Start Given records

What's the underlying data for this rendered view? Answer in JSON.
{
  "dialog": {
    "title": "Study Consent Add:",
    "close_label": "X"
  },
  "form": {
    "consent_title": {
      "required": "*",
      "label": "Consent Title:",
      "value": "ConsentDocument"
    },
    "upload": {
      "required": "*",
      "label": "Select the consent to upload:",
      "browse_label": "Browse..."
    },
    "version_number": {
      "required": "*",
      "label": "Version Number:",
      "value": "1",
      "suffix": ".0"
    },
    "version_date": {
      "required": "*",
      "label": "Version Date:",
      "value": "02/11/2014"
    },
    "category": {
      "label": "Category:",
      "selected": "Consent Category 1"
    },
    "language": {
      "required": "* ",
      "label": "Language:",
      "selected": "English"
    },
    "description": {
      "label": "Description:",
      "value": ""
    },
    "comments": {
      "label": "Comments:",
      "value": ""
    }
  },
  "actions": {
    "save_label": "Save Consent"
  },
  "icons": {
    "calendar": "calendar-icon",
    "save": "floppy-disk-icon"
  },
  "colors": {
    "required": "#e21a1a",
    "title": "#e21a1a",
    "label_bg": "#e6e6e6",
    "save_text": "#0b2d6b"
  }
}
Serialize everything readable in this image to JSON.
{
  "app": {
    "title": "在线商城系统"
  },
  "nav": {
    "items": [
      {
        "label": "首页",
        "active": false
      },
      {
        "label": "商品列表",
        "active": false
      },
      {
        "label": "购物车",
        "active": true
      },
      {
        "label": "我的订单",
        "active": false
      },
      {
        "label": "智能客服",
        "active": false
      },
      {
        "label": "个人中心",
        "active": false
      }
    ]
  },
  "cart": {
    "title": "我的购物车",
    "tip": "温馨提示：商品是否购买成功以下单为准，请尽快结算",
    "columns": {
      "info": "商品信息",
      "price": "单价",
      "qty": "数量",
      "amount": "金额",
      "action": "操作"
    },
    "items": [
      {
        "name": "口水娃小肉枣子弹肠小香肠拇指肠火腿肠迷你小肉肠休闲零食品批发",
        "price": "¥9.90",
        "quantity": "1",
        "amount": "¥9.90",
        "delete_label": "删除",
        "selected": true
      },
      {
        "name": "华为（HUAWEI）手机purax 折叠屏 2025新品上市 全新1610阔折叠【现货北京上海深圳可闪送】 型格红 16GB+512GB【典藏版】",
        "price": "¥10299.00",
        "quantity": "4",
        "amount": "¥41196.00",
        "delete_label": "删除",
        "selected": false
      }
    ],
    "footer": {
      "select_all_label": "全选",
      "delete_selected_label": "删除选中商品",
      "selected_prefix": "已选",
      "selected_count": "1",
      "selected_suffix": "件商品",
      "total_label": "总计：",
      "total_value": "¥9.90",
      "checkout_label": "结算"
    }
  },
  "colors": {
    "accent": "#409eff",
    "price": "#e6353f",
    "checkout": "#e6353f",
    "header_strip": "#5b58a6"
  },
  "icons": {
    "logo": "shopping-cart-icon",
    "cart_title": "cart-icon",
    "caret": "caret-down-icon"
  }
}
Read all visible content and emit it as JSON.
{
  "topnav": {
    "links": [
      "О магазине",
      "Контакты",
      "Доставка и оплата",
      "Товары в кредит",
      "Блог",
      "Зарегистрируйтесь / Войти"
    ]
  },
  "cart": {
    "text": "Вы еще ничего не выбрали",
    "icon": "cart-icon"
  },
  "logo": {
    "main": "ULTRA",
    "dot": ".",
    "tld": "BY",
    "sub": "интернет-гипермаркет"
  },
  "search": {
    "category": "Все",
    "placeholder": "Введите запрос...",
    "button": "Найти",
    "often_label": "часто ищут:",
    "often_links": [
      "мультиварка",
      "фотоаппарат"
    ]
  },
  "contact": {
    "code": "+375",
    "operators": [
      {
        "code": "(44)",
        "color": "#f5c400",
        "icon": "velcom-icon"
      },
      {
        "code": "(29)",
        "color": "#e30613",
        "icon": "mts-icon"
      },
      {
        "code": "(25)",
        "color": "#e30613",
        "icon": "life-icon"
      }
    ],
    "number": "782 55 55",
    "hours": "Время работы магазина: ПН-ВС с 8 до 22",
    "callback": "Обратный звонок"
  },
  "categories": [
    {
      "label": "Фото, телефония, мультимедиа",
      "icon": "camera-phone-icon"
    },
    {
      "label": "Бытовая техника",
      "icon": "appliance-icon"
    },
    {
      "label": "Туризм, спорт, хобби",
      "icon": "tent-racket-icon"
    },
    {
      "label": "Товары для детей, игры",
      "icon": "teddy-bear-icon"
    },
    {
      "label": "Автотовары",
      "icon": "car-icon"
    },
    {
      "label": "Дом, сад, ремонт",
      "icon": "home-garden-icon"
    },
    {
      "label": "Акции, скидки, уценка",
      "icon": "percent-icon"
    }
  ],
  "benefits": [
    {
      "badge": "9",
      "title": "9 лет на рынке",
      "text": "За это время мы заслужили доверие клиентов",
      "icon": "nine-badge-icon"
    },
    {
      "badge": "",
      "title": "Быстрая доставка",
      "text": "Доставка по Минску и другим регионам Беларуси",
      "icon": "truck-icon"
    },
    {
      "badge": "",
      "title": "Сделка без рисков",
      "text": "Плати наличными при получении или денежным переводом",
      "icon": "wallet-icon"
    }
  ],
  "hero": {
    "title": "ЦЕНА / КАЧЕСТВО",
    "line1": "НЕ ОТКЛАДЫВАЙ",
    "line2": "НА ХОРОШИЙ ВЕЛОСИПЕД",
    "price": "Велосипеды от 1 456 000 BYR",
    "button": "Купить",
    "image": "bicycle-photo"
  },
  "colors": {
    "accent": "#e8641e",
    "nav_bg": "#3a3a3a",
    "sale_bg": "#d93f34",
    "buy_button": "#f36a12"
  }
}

End Given records

• Exercise objective:
Go through the material above line by line and copy it exactly.

• Result of this exercise:
What's the underlying data for this rendered view? Answer in JSON.
{
  "dialog": {
    "title": "Study Consent Add:",
    "close_label": "X"
  },
  "form": {
    "consent_title": {
      "required": "*",
      "label": "Consent Title:",
      "value": "ConsentDocument"
    },
    "upload": {
      "required": "*",
      "label": "Select the consent to upload:",
      "browse_label": "Browse..."
    },
    "version_number": {
      "required": "*",
      "label": "Version Number:",
      "value": "1",
      "suffix": ".0"
    },
    "version_date": {
      "required": "*",
      "label": "Version Date:",
      "value": "02/11/2014"
    },
    "category": {
      "label": "Category:",
      "selected": "Consent Category 1"
    },
    "language": {
      "required": "* ",
      "label": "Language:",
      "selected": "English"
    },
    "description": {
      "label": "Description:",
      "value": ""
    },
    "comments": {
      "label": "Comments:",
      "value": ""
    }
  },
  "actions": {
    "save_label": "Save Consent"
  },
  "icons": {
    "calendar": "calendar-icon",
    "save": "floppy-disk-icon"
  },
  "colors": {
    "required": "#e21a1a",
    "title": "#e21a1a",
    "label_bg": "#e6e6e6",
    "save_text": "#0b2d6b"
  }
}
Serialize everything readable in this image to JSON.
{
  "app": {
    "title": "在线商城系统"
  },
  "nav": {
    "items": [
      {
        "label": "首页",
        "active": false
      },
      {
        "label": "商品列表",
        "active": false
      },
      {
        "label": "购物车",
        "active": true
      },
      {
        "label": "我的订单",
        "active": false
      },
      {
        "label": "智能客服",
        "active": false
      },
      {
        "label": "个人中心",
        "active": false
      }
    ]
  },
  "cart": {
    "title": "我的购物车",
    "tip": "温馨提示：商品是否购买成功以下单为准，请尽快结算",
    "columns": {
      "info": "商品信息",
      "price": "单价",
      "qty": "数量",
      "amount": "金额",
      "action": "操作"
    },
    "items": [
      {
        "name": "口水娃小肉枣子弹肠小香肠拇指肠火腿肠迷你小肉肠休闲零食品批发",
        "price": "¥9.90",
        "quantity": "1",
        "amount": "¥9.90",
        "delete_label": "删除",
        "selected": true
      },
      {
        "name": "华为（HUAWEI）手机purax 折叠屏 2025新品上市 全新1610阔折叠【现货北京上海深圳可闪送】 型格红 16GB+512GB【典藏版】",
        "price": "¥10299.00",
        "quantity": "4",
        "amount": "¥41196.00",
        "delete_label": "删除",
        "selected": false
      }
    ],
    "footer": {
      "select_all_label": "全选",
      "delete_selected_label": "删除选中商品",
      "selected_prefix": "已选",
      "selected_count": "1",
      "selected_suffix": "件商品",
      "total_label": "总计：",
      "total_value": "¥9.90",
      "checkout_label": "结算"
    }
  },
  "colors": {
    "accent": "#409eff",
    "price": "#e6353f",
    "checkout": "#e6353f",
    "header_strip": "#5b58a6"
  },
  "icons": {
    "logo": "shopping-cart-icon",
    "cart_title": "cart-icon",
    "caret": "caret-down-icon"
  }
}
Read all visible content and emit it as JSON.
{
  "topnav": {
    "links": [
      "О магазине",
      "Контакты",
      "Доставка и оплата",
      "Товары в кредит",
      "Блог",
      "Зарегистрируйтесь / Войти"
    ]
  },
  "cart": {
    "text": "Вы еще ничего не выбрали",
    "icon": "cart-icon"
  },
  "logo": {
    "main": "ULTRA",
    "dot": ".",
    "tld": "BY",
    "sub": "интернет-гипермаркет"
  },
  "search": {
    "category": "Все",
    "placeholder": "Введите запрос...",
    "button": "Найти",
    "often_label": "часто ищут:",
    "often_links": [
      "мультиварка",
      "фотоаппарат"
    ]
  },
  "contact": {
    "code": "+375",
    "operators": [
      {
        "code": "(44)",
        "color": "#f5c400",
        "icon": "velcom-icon"
      },
      {
        "code": "(29)",
        "color": "#e30613",
        "icon": "mts-icon"
      },
      {
        "code": "(25)",
        "color": "#e30613",
        "icon": "life-icon"
      }
    ],
    "number": "782 55 55",
    "hours": "Время работы магазина: ПН-ВС с 8 до 22",
    "callback": "Обратный звонок"
  },
  "categories": [
    {
      "label": "Фото, телефония, мультимедиа",
      "icon": "camera-phone-icon"
    },
    {
      "label": "Бытовая техника",
      "icon": "appliance-icon"
    },
    {
      "label": "Туризм, спорт, хобби",
      "icon": "tent-racket-icon"
    },
    {
      "label": "Товары для детей, игры",
      "icon": "teddy-bear-icon"
    },
    {
      "label": "Автотовары",
      "icon": "car-icon"
    },
    {
      "label": "Дом, сад, ремонт",
      "icon": "home-garden-icon"
    },
    {
      "label": "Акции, скидки, уценка",
      "icon": "percent-icon"
    }
  ],
  "benefits": [
    {
      "badge": "9",
      "title": "9 лет на рынке",
      "text": "За это время мы заслужили доверие клиентов",
      "icon": "nine-badge-icon"
    },
    {
      "badge": "",
      "title": "Быстрая доставка",
      "text": "Доставка по Минску и другим регионам Беларуси",
      "icon": "truck-icon"
    },
    {
      "badge": "",
      "title": "Сделка без рисков",
      "text": "Плати наличными при получении или денежным переводом",
      "icon": "wallet-icon"
    }
  ],
  "hero": {
    "title": "ЦЕНА / КАЧЕСТВО",
    "line1": "НЕ ОТКЛАДЫВАЙ",
    "line2": "НА ХОРОШИЙ ВЕЛОСИПЕД",
    "price": "Велосипеды от 1 456 000 BYR",
    "button": "Купить",
    "image": "bicycle-photo"
  },
  "colors": {
    "accent": "#e8641e",
    "nav_bg": "#3a3a3a",
    "sale_bg": "#d93f34",
    "buy_button": "#f36a12"
  }
}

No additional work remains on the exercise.